Drop every picture, then transcribe the remaining data exactly.

=====

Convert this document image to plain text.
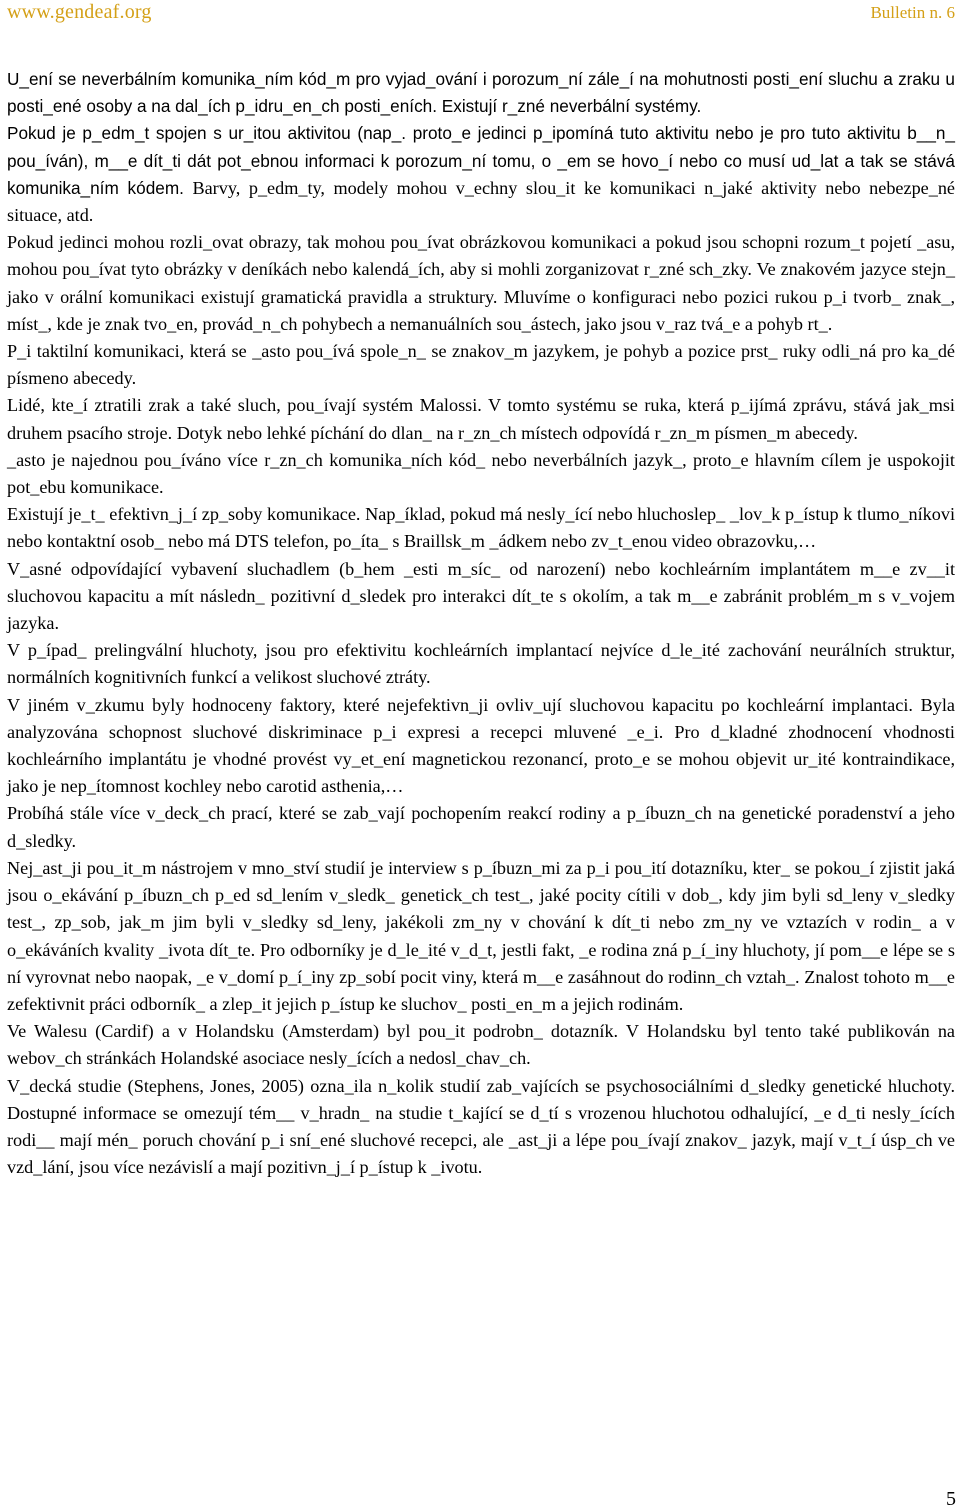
www.gendeaf.org	Bulletin n. 6

U_ení se neverbálním komunika_ním kód_m pro vyjad_ování i porozum_ní zále_í na mohutnosti posti_ení sluchu a zraku u posti_ené osoby a na dal_ích p_idru_en_ch posti_eních. Existují r_zné neverbální systémy.

Pokud je p_edm_t spojen s ur_itou aktivitou (nap_. proto_e jedinci p_ipomíná tuto aktivitu nebo je pro tuto aktivitu b__n_ pou_íván), m__e dít_ti dát pot_ebnou informaci k porozum_ní tomu, o _em se hovo_í nebo co musí ud_lat a tak se stává komunika_ním kódem. Barvy, p_edm_ty, modely mohou v_echny slou_it ke komunikaci n_jaké aktivity nebo nebezpe_né situace, atd.

Pokud jedinci mohou rozli_ovat obrazy, tak mohou pou_ívat obrázkovou komunikaci a pokud jsou schopni rozum_t pojetí _asu, mohou pou_ívat tyto obrázky v deníkách nebo kalendá_ích, aby si mohli zorganizovat r_zné sch_zky. Ve znakovém jazyce stejn_ jako v orální komunikaci existují gramatická pravidla a struktury. Mluvíme o konfiguraci nebo pozici rukou p_i tvorb_ znak_, míst_, kde je znak tvo_en, provád_n_ch pohybech a nemanuálních sou_ástech, jako jsou v_raz tvá_e a pohyb rt_.

P_i taktilní komunikaci, která se _asto pou_ívá spole_n_ se znakov_m jazykem, je pohyb a pozice prst_ ruky odli_ná pro ka_dé písmeno abecedy.

Lidé, kte_í ztratili zrak a také sluch, pou_ívají systém Malossi. V tomto systému se ruka, která p_ijímá zprávu, stává jak_msi druhem psacího stroje. Dotyk nebo lehké píchání do dlan_ na r_zn_ch místech odpovídá r_zn_m písmen_m abecedy.

_asto je najednou pou_íváno více r_zn_ch komunika_ních kód_ nebo neverbálních jazyk_, proto_e hlavním cílem je uspokojit pot_ebu komunikace.

Existují je_t_ efektivn_j_í zp_soby komunikace. Nap_íklad, pokud má nesly_ící nebo hluchoslep_ _lov_k p_ístup k tlumo_níkovi nebo kontaktní osob_ nebo má DTS telefon, po_íta_ s Braillsk_m _ádkem nebo zv_t_enou video obrazovku,…

V_asné odpovídající vybavení sluchadlem (b_hem _esti m_síc_ od narození) nebo kochleárním implantátem m__e zv__it sluchovou kapacitu a mít následn_ pozitivní d_sledek pro interakci dít_te s okolím, a tak m__e zabránit problém_m s v_vojem jazyka.

V p_ípad_ prelingvální hluchoty, jsou pro efektivitu kochleárních implantací nejvíce d_le_ité zachování neurálních struktur, normálních kognitivních funkcí a velikost sluchové ztráty.

V jiném v_zkumu byly hodnoceny faktory, které nejefektivn_ji ovliv_ují sluchovou kapacitu po kochleární implantaci. Byla analyzována schopnost sluchové diskriminace p_i expresi a recepci mluvené _e_i. Pro d_kladné zhodnocení vhodnosti kochleárního implantátu je vhodné provést vy_et_ení magnetickou rezonancí, proto_e se mohou objevit ur_ité kontraindikace, jako je nep_ítomnost kochley nebo carotid asthenia,…

Probíhá stále více v_deck_ch prací, které se zab_vají pochopením reakcí rodiny a p_íbuzn_ch na genetické poradenství a jeho d_sledky.

Nej_ast_ji pou_it_m nástrojem v mno_ství studií je interview s p_íbuzn_mi za p_i pou_ití dotazníku, kter_ se pokou_í zjistit jaká jsou o_ekávání p_íbuzn_ch p_ed sd_lením v_sledk_ genetick_ch test_, jaké pocity cítili v dob_, kdy jim byli sd_leny v_sledky test_, zp_sob, jak_m jim byli v_sledky sd_leny, jakékoli zm_ny v chování k dít_ti nebo zm_ny ve vztazích v rodin_ a v o_ekáváních kvality _ivota dít_te. Pro odborníky je d_le_ité v_d_t, jestli fakt, _e rodina zná p_í_iny hluchoty, jí pom__e lépe se s ní vyrovnat nebo naopak, _e v_domí p_í_iny zp_sobí pocit viny, která m__e zasáhnout do rodinn_ch vztah_. Znalost tohoto m__e zefektivnit práci odborník_ a zlep_it jejich p_ístup ke sluchov_ posti_en_m a jejich rodinám.

Ve Walesu (Cardif) a v Holandsku (Amsterdam) byl pou_it podrobn_ dotazník. V Holandsku byl tento také publikován na webov_ch stránkách Holandské asociace nesly_ících a nedosl_chav_ch.

V_decká studie (Stephens, Jones, 2005) ozna_ila n_kolik studií zab_vajících se psychosociálními d_sledky genetické hluchoty. Dostupné informace se omezují tém__ v_hradn_ na studie t_kající se d_tí s vrozenou hluchotou odhalující, _e d_ti nesly_ících rodi__ mají mén_ poruch chování p_i sní_ené sluchové recepci, ale _ast_ji a lépe pou_ívají znakov_ jazyk, mají v_t_í úsp_ch ve vzd_lání, jsou více nezávislí a mají pozitivn_j_í p_ístup k _ivotu.

5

=====

> Problem solution:
Convert this document image to plain text.
www.gendeaf.org	Bulletin n. 6

U_ení se neverbálním komunika_ním kód_m pro vyjad_ování i porozum_ní zále_í na mohutnosti posti_ení sluchu a zraku u posti_ené osoby a na dal_ích p_idru_en_ch posti_eních. Existují r_zné neverbální systémy.

Pokud je p_edm_t spojen s ur_itou aktivitou (nap_. proto_e jedinci p_ipomíná tuto aktivitu nebo je pro tuto aktivitu b__n_ pou_íván), m__e dít_ti dát pot_ebnou informaci k porozum_ní tomu, o _em se hovo_í nebo co musí ud_lat a tak se stává komunika_ním kódem. Barvy, p_edm_ty, modely mohou v_echny slou_it ke komunikaci n_jaké aktivity nebo nebezpe_né situace, atd.

Pokud jedinci mohou rozli_ovat obrazy, tak mohou pou_ívat obrázkovou komunikaci a pokud jsou schopni rozum_t pojetí _asu, mohou pou_ívat tyto obrázky v deníkách nebo kalendá_ích, aby si mohli zorganizovat r_zné sch_zky. Ve znakovém jazyce stejn_ jako v orální komunikaci existují gramatická pravidla a struktury. Mluvíme o konfiguraci nebo pozici rukou p_i tvorb_ znak_, míst_, kde je znak tvo_en, provád_n_ch pohybech a nemanuálních sou_ástech, jako jsou v_raz tvá_e a pohyb rt_.

P_i taktilní komunikaci, která se _asto pou_ívá spole_n_ se znakov_m jazykem, je pohyb a pozice prst_ ruky odli_ná pro ka_dé písmeno abecedy.

Lidé, kte_í ztratili zrak a také sluch, pou_ívají systém Malossi. V tomto systému se ruka, která p_ijímá zprávu, stává jak_msi druhem psacího stroje. Dotyk nebo lehké píchání do dlan_ na r_zn_ch místech odpovídá r_zn_m písmen_m abecedy.

_asto je najednou pou_íváno více r_zn_ch komunika_ních kód_ nebo neverbálních jazyk_, proto_e hlavním cílem je uspokojit pot_ebu komunikace.

Existují je_t_ efektivn_j_í zp_soby komunikace. Nap_íklad, pokud má nesly_ící nebo hluchoslep_ _lov_k p_ístup k tlumo_níkovi nebo kontaktní osob_ nebo má DTS telefon, po_íta_ s Braillsk_m _ádkem nebo zv_t_enou video obrazovku,…

V_asné odpovídající vybavení sluchadlem (b_hem _esti m_síc_ od narození) nebo kochleárním implantátem m__e zv__it sluchovou kapacitu a mít následn_ pozitivní d_sledek pro interakci dít_te s okolím, a tak m__e zabránit problém_m s v_vojem jazyka.

V p_ípad_ prelingvální hluchoty, jsou pro efektivitu kochleárních implantací nejvíce d_le_ité zachování neurálních struktur, normálních kognitivních funkcí a velikost sluchové ztráty.

V jiném v_zkumu byly hodnoceny faktory, které nejefektivn_ji ovliv_ují sluchovou kapacitu po kochleární implantaci. Byla analyzována schopnost sluchové diskriminace p_i expresi a recepci mluvené _e_i. Pro d_kladné zhodnocení vhodnosti kochleárního implantátu je vhodné provést vy_et_ení magnetickou rezonancí, proto_e se mohou objevit ur_ité kontraindikace, jako je nep_ítomnost kochley nebo carotid asthenia,…

Probíhá stále více v_deck_ch prací, které se zab_vají pochopením reakcí rodiny a p_íbuzn_ch na genetické poradenství a jeho d_sledky.

Nej_ast_ji pou_it_m nástrojem v mno_ství studií je interview s p_íbuzn_mi za p_i pou_ití dotazníku, kter_ se pokou_í zjistit jaká jsou o_ekávání p_íbuzn_ch p_ed sd_lením v_sledk_ genetick_ch test_, jaké pocity cítili v dob_, kdy jim byli sd_leny v_sledky test_, zp_sob, jak_m jim byli v_sledky sd_leny, jakékoli zm_ny v chování k dít_ti nebo zm_ny ve vztazích v rodin_ a v o_ekáváních kvality _ivota dít_te. Pro odborníky je d_le_ité v_d_t, jestli fakt, _e rodina zná p_í_iny hluchoty, jí pom__e lépe se s ní vyrovnat nebo naopak, _e v_domí p_í_iny zp_sobí pocit viny, která m__e zasáhnout do rodinn_ch vztah_. Znalost tohoto m__e zefektivnit práci odborník_ a zlep_it jejich p_ístup ke sluchov_ posti_en_m a jejich rodinám.

Ve Walesu (Cardif) a v Holandsku (Amsterdam) byl pou_it podrobn_ dotazník. V Holandsku byl tento také publikován na webov_ch stránkách Holandské asociace nesly_ících a nedosl_chav_ch.

V_decká studie (Stephens, Jones, 2005) ozna_ila n_kolik studií zab_vajících se psychosociálními d_sledky genetické hluchoty. Dostupné informace se omezují tém__ v_hradn_ na studie t_kající se d_tí s vrozenou hluchotou odhalující, _e d_ti nesly_ících rodi__ mají mén_ poruch chování p_i sní_ené sluchové recepci, ale _ast_ji a lépe pou_ívají znakov_ jazyk, mají v_t_í úsp_ch ve vzd_lání, jsou více nezávislí a mají pozitivn_j_í p_ístup k _ivotu.

5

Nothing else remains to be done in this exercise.